# start of Working data
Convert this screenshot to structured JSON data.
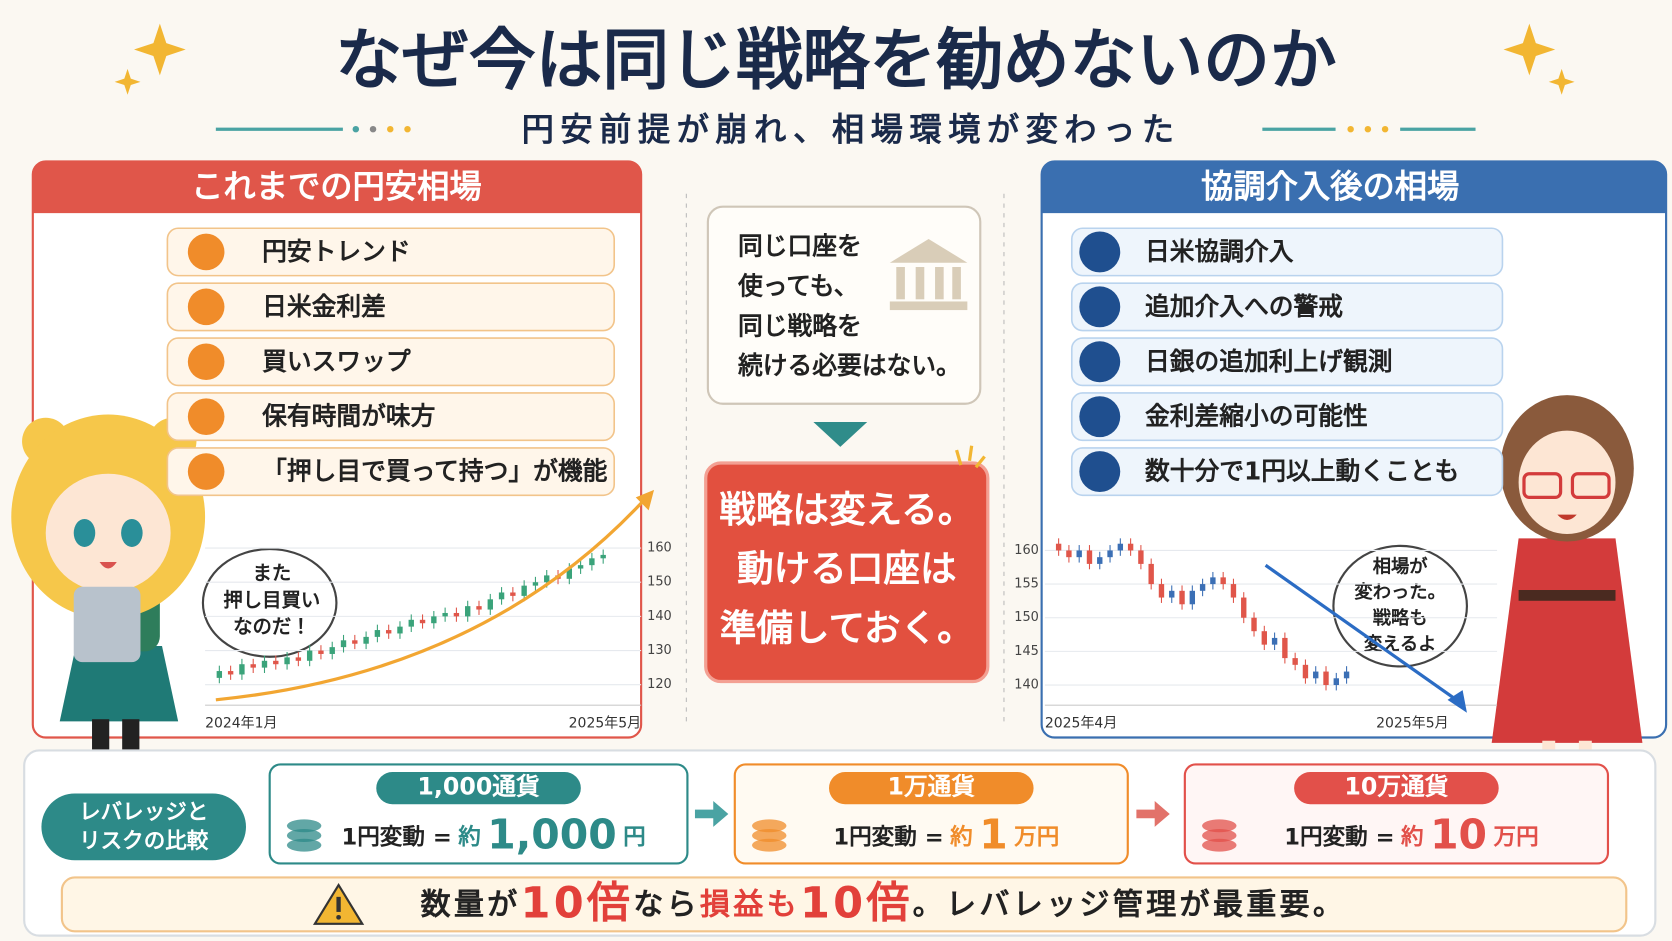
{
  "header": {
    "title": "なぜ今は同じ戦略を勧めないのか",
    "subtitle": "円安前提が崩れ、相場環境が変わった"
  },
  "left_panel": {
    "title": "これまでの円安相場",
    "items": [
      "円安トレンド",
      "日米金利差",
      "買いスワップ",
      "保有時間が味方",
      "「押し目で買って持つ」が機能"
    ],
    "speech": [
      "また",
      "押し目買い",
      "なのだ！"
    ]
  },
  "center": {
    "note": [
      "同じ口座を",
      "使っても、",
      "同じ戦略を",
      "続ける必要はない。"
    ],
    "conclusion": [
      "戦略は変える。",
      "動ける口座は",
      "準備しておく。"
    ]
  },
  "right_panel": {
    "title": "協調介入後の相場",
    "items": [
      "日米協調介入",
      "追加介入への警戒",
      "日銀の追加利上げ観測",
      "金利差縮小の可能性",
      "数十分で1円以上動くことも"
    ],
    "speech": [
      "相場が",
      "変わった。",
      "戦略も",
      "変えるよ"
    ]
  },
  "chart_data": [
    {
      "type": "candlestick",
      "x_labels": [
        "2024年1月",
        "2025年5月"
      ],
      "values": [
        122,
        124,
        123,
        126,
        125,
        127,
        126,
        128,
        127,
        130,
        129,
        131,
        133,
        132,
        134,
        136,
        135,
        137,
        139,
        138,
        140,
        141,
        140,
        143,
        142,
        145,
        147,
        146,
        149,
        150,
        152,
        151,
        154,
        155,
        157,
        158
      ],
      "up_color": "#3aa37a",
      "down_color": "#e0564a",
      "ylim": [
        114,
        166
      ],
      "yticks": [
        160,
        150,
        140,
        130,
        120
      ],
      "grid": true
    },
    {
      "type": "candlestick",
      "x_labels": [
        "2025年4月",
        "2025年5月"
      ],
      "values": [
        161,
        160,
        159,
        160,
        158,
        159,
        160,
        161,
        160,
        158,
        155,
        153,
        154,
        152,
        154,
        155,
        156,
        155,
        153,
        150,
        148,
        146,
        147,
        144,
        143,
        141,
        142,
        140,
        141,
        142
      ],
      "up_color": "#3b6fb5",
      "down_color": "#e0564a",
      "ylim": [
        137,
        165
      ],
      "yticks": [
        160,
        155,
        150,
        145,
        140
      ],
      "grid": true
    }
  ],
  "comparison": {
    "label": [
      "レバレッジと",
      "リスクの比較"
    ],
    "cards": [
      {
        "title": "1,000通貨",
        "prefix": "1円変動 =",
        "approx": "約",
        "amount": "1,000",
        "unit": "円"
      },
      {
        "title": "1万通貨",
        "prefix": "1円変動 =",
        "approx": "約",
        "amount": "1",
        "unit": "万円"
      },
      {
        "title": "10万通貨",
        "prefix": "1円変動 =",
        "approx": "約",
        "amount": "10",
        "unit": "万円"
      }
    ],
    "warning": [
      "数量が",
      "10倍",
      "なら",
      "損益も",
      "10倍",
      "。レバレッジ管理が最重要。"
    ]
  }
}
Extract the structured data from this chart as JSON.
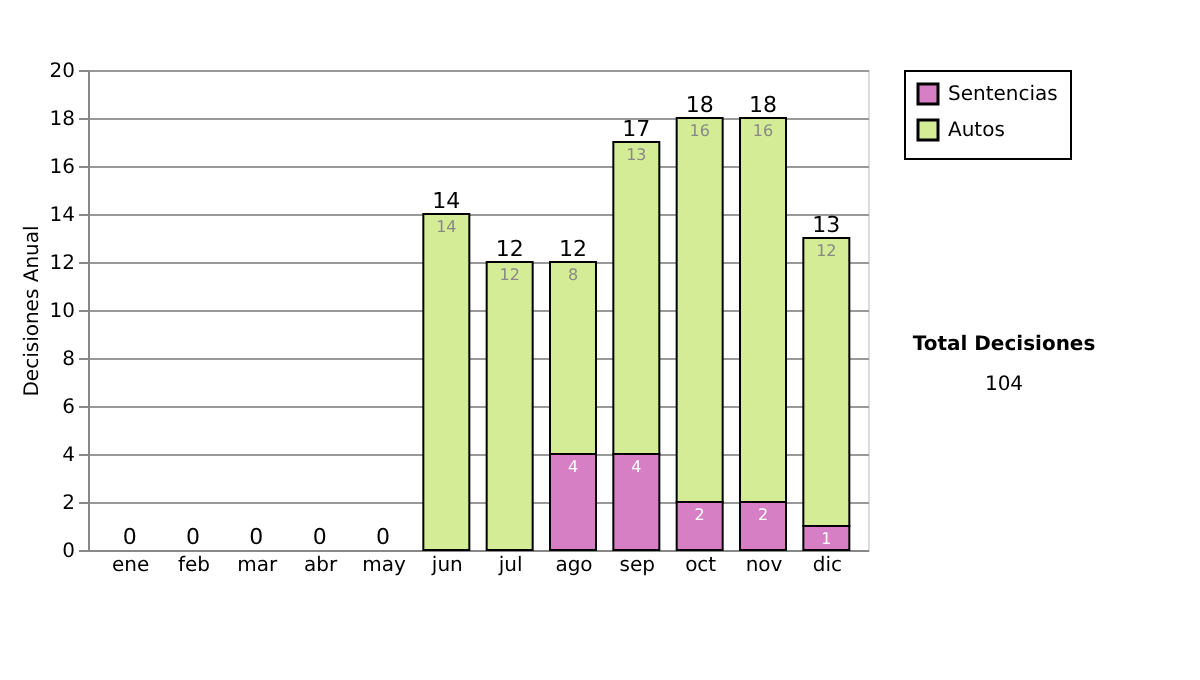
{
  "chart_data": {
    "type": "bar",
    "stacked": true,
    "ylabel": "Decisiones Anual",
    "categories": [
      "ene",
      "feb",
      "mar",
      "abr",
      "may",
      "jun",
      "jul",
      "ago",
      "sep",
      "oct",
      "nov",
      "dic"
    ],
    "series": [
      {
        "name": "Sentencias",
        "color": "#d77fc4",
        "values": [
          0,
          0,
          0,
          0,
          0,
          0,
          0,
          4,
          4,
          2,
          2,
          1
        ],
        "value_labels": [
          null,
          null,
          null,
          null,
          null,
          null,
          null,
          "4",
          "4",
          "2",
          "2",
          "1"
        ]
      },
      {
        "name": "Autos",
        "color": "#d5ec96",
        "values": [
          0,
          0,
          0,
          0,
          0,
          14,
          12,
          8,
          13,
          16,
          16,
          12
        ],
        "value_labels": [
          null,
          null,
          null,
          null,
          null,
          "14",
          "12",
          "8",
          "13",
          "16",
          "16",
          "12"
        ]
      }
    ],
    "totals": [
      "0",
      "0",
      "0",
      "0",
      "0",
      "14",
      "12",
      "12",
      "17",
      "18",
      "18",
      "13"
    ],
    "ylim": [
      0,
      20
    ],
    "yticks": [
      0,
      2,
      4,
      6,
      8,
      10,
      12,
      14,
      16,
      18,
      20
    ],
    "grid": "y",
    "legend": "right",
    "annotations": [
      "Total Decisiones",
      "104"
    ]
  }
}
# end of Working data
Description of the task: Search the records for the string "structured" and return every line in which it occurs.

Final answer:
Convert this screenshot to structured JSON data.
Extract the structured data from this chart as JSON.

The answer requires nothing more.